Figure contents as structured data
* * * * * * *

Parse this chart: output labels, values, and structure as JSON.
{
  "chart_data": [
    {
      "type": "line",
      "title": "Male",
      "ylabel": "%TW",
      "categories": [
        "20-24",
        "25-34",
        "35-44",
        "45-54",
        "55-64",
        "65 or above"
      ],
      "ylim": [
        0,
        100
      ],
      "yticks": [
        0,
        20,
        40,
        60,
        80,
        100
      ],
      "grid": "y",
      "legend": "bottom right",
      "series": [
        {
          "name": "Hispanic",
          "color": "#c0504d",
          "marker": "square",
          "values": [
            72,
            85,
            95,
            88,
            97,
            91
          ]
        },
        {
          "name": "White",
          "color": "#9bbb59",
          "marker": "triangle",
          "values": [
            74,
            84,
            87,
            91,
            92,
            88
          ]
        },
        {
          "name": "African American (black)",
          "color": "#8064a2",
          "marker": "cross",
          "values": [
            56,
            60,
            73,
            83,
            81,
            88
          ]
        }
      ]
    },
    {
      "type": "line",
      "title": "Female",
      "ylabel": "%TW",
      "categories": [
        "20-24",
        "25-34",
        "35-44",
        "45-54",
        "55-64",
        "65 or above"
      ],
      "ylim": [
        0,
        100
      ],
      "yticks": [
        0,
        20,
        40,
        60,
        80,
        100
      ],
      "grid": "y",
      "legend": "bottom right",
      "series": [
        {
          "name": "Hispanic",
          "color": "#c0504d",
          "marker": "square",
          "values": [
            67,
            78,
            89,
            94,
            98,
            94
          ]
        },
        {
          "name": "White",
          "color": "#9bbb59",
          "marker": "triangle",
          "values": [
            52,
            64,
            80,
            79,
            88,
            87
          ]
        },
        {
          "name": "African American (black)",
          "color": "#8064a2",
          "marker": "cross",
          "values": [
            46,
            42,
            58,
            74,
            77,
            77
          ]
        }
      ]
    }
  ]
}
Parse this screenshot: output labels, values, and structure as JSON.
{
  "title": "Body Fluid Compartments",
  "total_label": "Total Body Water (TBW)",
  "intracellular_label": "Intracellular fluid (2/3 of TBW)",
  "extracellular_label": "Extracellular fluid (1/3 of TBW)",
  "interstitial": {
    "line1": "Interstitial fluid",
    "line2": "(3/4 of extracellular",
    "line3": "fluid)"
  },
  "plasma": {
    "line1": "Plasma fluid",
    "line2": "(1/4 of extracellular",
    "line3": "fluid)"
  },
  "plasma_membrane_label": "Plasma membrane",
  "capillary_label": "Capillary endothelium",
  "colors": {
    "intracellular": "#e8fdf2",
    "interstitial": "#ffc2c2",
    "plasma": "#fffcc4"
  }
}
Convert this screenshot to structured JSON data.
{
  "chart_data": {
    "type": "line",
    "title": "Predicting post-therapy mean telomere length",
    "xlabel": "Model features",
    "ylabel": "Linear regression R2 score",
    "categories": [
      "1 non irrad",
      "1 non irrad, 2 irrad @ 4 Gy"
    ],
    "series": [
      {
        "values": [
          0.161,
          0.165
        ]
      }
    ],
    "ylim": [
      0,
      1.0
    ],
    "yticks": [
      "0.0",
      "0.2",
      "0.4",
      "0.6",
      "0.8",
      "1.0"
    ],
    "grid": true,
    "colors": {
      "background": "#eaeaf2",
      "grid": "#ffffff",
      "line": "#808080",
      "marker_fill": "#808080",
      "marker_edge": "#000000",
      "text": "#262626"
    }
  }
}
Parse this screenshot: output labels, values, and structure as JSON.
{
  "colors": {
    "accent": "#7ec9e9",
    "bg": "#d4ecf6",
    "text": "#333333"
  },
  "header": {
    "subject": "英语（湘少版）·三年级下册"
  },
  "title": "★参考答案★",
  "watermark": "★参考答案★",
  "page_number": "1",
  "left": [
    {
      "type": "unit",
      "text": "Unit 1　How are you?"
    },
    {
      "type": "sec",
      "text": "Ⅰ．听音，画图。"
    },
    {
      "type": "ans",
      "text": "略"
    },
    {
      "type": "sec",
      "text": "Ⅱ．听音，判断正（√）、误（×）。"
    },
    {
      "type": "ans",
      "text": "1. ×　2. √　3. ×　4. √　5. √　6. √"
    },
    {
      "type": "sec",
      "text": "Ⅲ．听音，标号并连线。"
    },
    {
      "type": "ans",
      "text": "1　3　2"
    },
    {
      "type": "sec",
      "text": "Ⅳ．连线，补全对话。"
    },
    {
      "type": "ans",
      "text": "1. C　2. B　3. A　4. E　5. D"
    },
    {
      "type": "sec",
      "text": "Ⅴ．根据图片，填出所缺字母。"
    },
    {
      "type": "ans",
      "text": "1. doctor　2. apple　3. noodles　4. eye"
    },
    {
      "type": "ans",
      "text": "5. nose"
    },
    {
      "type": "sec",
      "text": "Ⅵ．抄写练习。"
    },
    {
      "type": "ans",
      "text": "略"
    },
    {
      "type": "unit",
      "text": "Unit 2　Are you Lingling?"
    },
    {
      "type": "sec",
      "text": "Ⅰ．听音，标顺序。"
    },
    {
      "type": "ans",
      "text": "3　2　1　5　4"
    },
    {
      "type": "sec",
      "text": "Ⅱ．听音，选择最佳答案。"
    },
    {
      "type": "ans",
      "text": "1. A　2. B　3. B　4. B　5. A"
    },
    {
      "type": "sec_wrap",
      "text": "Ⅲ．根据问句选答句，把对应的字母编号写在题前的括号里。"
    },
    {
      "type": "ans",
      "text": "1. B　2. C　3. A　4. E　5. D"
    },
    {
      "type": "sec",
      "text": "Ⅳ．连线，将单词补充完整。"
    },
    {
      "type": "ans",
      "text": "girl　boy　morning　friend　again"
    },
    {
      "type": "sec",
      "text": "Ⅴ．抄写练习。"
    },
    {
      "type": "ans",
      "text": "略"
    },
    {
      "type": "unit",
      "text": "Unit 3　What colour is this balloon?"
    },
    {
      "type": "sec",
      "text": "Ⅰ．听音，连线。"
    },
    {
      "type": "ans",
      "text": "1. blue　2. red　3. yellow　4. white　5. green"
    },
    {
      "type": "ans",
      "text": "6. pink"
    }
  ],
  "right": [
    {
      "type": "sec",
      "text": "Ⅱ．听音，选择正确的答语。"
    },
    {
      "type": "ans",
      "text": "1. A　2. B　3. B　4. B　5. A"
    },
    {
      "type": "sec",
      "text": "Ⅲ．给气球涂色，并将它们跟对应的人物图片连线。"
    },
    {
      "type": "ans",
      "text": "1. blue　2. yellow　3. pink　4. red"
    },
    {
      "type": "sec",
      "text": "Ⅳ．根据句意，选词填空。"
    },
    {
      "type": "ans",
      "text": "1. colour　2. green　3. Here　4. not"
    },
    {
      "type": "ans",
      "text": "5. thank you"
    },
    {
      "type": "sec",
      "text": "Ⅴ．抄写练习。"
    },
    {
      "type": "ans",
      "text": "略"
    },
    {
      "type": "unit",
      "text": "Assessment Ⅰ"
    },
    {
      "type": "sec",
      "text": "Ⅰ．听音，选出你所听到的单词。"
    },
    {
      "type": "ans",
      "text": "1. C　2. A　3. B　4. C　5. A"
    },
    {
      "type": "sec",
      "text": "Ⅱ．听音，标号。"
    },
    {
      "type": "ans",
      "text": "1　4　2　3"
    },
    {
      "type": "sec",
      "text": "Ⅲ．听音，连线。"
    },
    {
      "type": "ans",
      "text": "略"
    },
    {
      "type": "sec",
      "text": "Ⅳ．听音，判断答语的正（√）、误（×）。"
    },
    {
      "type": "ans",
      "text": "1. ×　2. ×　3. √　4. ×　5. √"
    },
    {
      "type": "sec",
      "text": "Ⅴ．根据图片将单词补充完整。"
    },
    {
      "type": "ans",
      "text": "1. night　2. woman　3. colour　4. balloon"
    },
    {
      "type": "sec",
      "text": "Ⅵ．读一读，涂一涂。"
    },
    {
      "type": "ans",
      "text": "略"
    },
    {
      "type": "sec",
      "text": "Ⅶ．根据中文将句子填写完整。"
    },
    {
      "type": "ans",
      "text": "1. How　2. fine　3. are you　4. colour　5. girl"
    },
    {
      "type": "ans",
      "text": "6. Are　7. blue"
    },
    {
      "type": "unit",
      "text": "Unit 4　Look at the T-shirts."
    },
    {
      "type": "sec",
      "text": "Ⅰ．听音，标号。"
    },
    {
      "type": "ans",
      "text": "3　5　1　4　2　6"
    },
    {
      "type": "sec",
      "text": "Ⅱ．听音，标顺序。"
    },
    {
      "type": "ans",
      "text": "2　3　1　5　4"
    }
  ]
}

* * * * * * *

● **Exercise goal**
Using the listing above, list every line in which the string "this" occurs.

● **The result**
Parse this chart: output labels, values, and structure as JSON.
Parse this screenshot: output labels, values, and structure as JSON.
Convert this screenshot to structured JSON data.
Parse this screenshot: output labels, values, and structure as JSON.
      "text": "Unit 3　What colour is this balloon?"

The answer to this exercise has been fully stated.